EXERCISE AIM: The records below should be written out again, exactly.

ITEMS:
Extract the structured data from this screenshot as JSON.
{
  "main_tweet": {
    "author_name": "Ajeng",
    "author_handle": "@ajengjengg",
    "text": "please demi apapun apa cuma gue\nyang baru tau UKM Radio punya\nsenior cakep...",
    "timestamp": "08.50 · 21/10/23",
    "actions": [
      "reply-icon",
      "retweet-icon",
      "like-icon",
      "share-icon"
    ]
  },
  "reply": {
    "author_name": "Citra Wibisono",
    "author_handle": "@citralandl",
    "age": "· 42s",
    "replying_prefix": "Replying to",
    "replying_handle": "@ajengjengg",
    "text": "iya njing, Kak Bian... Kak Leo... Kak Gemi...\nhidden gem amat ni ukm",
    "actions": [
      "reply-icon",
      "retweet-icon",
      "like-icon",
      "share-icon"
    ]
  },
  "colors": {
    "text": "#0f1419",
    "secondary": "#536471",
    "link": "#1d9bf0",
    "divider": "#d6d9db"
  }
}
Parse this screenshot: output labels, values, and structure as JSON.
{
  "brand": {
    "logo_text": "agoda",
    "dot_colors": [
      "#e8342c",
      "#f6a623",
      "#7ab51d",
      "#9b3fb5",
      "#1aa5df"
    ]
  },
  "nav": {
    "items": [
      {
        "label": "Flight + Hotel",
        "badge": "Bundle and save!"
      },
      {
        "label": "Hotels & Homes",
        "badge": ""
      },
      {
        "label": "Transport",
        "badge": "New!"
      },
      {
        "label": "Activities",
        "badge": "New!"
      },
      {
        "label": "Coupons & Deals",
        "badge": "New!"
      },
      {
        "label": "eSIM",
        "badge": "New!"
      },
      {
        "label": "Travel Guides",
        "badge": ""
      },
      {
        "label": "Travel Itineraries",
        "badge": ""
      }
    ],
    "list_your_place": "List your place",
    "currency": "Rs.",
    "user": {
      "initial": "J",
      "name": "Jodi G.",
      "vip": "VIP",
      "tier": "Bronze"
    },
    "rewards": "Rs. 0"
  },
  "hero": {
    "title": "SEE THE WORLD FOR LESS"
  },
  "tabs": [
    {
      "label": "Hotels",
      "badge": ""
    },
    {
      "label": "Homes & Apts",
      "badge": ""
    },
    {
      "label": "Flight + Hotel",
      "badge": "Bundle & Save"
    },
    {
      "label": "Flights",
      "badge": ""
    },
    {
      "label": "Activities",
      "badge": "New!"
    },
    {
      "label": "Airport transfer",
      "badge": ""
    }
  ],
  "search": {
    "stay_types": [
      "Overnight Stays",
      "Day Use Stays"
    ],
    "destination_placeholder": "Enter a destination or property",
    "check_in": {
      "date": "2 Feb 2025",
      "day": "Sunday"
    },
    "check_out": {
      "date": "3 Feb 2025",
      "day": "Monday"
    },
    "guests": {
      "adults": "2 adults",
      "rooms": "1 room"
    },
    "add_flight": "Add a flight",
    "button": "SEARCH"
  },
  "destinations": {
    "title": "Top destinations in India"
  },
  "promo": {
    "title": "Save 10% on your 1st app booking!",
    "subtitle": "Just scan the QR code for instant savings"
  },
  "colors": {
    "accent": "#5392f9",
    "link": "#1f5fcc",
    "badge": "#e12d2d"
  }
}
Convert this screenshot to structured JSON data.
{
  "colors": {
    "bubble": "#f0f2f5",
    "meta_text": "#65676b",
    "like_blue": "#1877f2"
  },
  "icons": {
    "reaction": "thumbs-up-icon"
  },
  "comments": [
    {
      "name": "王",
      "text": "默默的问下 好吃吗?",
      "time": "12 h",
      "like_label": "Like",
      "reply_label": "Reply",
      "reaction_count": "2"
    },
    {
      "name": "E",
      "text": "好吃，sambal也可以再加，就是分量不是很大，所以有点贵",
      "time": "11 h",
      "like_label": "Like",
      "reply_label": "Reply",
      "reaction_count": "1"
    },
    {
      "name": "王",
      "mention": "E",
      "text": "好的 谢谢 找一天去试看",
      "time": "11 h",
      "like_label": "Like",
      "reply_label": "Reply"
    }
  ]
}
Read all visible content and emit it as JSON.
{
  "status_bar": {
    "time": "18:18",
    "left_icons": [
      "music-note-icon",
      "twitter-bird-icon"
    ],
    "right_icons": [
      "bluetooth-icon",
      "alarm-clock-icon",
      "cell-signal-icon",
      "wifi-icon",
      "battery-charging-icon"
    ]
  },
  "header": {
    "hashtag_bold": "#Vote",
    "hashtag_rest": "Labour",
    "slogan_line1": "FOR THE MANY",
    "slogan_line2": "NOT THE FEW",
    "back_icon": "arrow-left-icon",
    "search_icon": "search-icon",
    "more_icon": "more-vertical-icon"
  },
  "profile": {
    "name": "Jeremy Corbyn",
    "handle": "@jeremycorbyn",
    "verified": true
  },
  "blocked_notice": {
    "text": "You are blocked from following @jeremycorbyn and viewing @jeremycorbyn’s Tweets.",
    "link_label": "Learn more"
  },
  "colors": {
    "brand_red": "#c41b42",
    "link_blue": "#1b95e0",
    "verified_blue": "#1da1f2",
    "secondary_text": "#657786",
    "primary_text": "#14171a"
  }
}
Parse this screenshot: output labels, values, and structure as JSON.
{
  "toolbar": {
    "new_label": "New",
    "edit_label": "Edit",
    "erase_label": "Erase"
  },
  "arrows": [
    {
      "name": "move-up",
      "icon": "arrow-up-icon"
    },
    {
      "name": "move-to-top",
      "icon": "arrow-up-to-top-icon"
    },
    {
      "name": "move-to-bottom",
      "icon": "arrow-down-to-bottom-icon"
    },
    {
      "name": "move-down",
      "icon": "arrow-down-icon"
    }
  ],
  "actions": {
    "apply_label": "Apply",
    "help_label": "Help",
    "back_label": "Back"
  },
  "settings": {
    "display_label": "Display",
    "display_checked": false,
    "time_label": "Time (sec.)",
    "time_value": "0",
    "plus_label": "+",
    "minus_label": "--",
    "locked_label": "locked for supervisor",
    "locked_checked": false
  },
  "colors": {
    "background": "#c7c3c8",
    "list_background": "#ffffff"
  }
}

SOLUTION FOR THIS EXERCISE:
Extract the structured data from this screenshot as JSON.
{
  "main_tweet": {
    "author_name": "Ajeng",
    "author_handle": "@ajengjengg",
    "text": "please demi apapun apa cuma gue\nyang baru tau UKM Radio punya\nsenior cakep...",
    "timestamp": "08.50 · 21/10/23",
    "actions": [
      "reply-icon",
      "retweet-icon",
      "like-icon",
      "share-icon"
    ]
  },
  "reply": {
    "author_name": "Citra Wibisono",
    "author_handle": "@citralandl",
    "age": "· 42s",
    "replying_prefix": "Replying to",
    "replying_handle": "@ajengjengg",
    "text": "iya njing, Kak Bian... Kak Leo... Kak Gemi...\nhidden gem amat ni ukm",
    "actions": [
      "reply-icon",
      "retweet-icon",
      "like-icon",
      "share-icon"
    ]
  },
  "colors": {
    "text": "#0f1419",
    "secondary": "#536471",
    "link": "#1d9bf0",
    "divider": "#d6d9db"
  }
}
Parse this screenshot: output labels, values, and structure as JSON.
{
  "brand": {
    "logo_text": "agoda",
    "dot_colors": [
      "#e8342c",
      "#f6a623",
      "#7ab51d",
      "#9b3fb5",
      "#1aa5df"
    ]
  },
  "nav": {
    "items": [
      {
        "label": "Flight + Hotel",
        "badge": "Bundle and save!"
      },
      {
        "label": "Hotels & Homes",
        "badge": ""
      },
      {
        "label": "Transport",
        "badge": "New!"
      },
      {
        "label": "Activities",
        "badge": "New!"
      },
      {
        "label": "Coupons & Deals",
        "badge": "New!"
      },
      {
        "label": "eSIM",
        "badge": "New!"
      },
      {
        "label": "Travel Guides",
        "badge": ""
      },
      {
        "label": "Travel Itineraries",
        "badge": ""
      }
    ],
    "list_your_place": "List your place",
    "currency": "Rs.",
    "user": {
      "initial": "J",
      "name": "Jodi G.",
      "vip": "VIP",
      "tier": "Bronze"
    },
    "rewards": "Rs. 0"
  },
  "hero": {
    "title": "SEE THE WORLD FOR LESS"
  },
  "tabs": [
    {
      "label": "Hotels",
      "badge": ""
    },
    {
      "label": "Homes & Apts",
      "badge": ""
    },
    {
      "label": "Flight + Hotel",
      "badge": "Bundle & Save"
    },
    {
      "label": "Flights",
      "badge": ""
    },
    {
      "label": "Activities",
      "badge": "New!"
    },
    {
      "label": "Airport transfer",
      "badge": ""
    }
  ],
  "search": {
    "stay_types": [
      "Overnight Stays",
      "Day Use Stays"
    ],
    "destination_placeholder": "Enter a destination or property",
    "check_in": {
      "date": "2 Feb 2025",
      "day": "Sunday"
    },
    "check_out": {
      "date": "3 Feb 2025",
      "day": "Monday"
    },
    "guests": {
      "adults": "2 adults",
      "rooms": "1 room"
    },
    "add_flight": "Add a flight",
    "button": "SEARCH"
  },
  "destinations": {
    "title": "Top destinations in India"
  },
  "promo": {
    "title": "Save 10% on your 1st app booking!",
    "subtitle": "Just scan the QR code for instant savings"
  },
  "colors": {
    "accent": "#5392f9",
    "link": "#1f5fcc",
    "badge": "#e12d2d"
  }
}
Convert this screenshot to structured JSON data.
{
  "colors": {
    "bubble": "#f0f2f5",
    "meta_text": "#65676b",
    "like_blue": "#1877f2"
  },
  "icons": {
    "reaction": "thumbs-up-icon"
  },
  "comments": [
    {
      "name": "王",
      "text": "默默的问下 好吃吗?",
      "time": "12 h",
      "like_label": "Like",
      "reply_label": "Reply",
      "reaction_count": "2"
    },
    {
      "name": "E",
      "text": "好吃，sambal也可以再加，就是分量不是很大，所以有点贵",
      "time": "11 h",
      "like_label": "Like",
      "reply_label": "Reply",
      "reaction_count": "1"
    },
    {
      "name": "王",
      "mention": "E",
      "text": "好的 谢谢 找一天去试看",
      "time": "11 h",
      "like_label": "Like",
      "reply_label": "Reply"
    }
  ]
}
Read all visible content and emit it as JSON.
{
  "status_bar": {
    "time": "18:18",
    "left_icons": [
      "music-note-icon",
      "twitter-bird-icon"
    ],
    "right_icons": [
      "bluetooth-icon",
      "alarm-clock-icon",
      "cell-signal-icon",
      "wifi-icon",
      "battery-charging-icon"
    ]
  },
  "header": {
    "hashtag_bold": "#Vote",
    "hashtag_rest": "Labour",
    "slogan_line1": "FOR THE MANY",
    "slogan_line2": "NOT THE FEW",
    "back_icon": "arrow-left-icon",
    "search_icon": "search-icon",
    "more_icon": "more-vertical-icon"
  },
  "profile": {
    "name": "Jeremy Corbyn",
    "handle": "@jeremycorbyn",
    "verified": true
  },
  "blocked_notice": {
    "text": "You are blocked from following @jeremycorbyn and viewing @jeremycorbyn’s Tweets.",
    "link_label": "Learn more"
  },
  "colors": {
    "brand_red": "#c41b42",
    "link_blue": "#1b95e0",
    "verified_blue": "#1da1f2",
    "secondary_text": "#657786",
    "primary_text": "#14171a"
  }
}
Parse this screenshot: output labels, values, and structure as JSON.
{
  "toolbar": {
    "new_label": "New",
    "edit_label": "Edit",
    "erase_label": "Erase"
  },
  "arrows": [
    {
      "name": "move-up",
      "icon": "arrow-up-icon"
    },
    {
      "name": "move-to-top",
      "icon": "arrow-up-to-top-icon"
    },
    {
      "name": "move-to-bottom",
      "icon": "arrow-down-to-bottom-icon"
    },
    {
      "name": "move-down",
      "icon": "arrow-down-icon"
    }
  ],
  "actions": {
    "apply_label": "Apply",
    "help_label": "Help",
    "back_label": "Back"
  },
  "settings": {
    "display_label": "Display",
    "display_checked": false,
    "time_label": "Time (sec.)",
    "time_value": "0",
    "plus_label": "+",
    "minus_label": "--",
    "locked_label": "locked for supervisor",
    "locked_checked": false
  },
  "colors": {
    "background": "#c7c3c8",
    "list_background": "#ffffff"
  }
}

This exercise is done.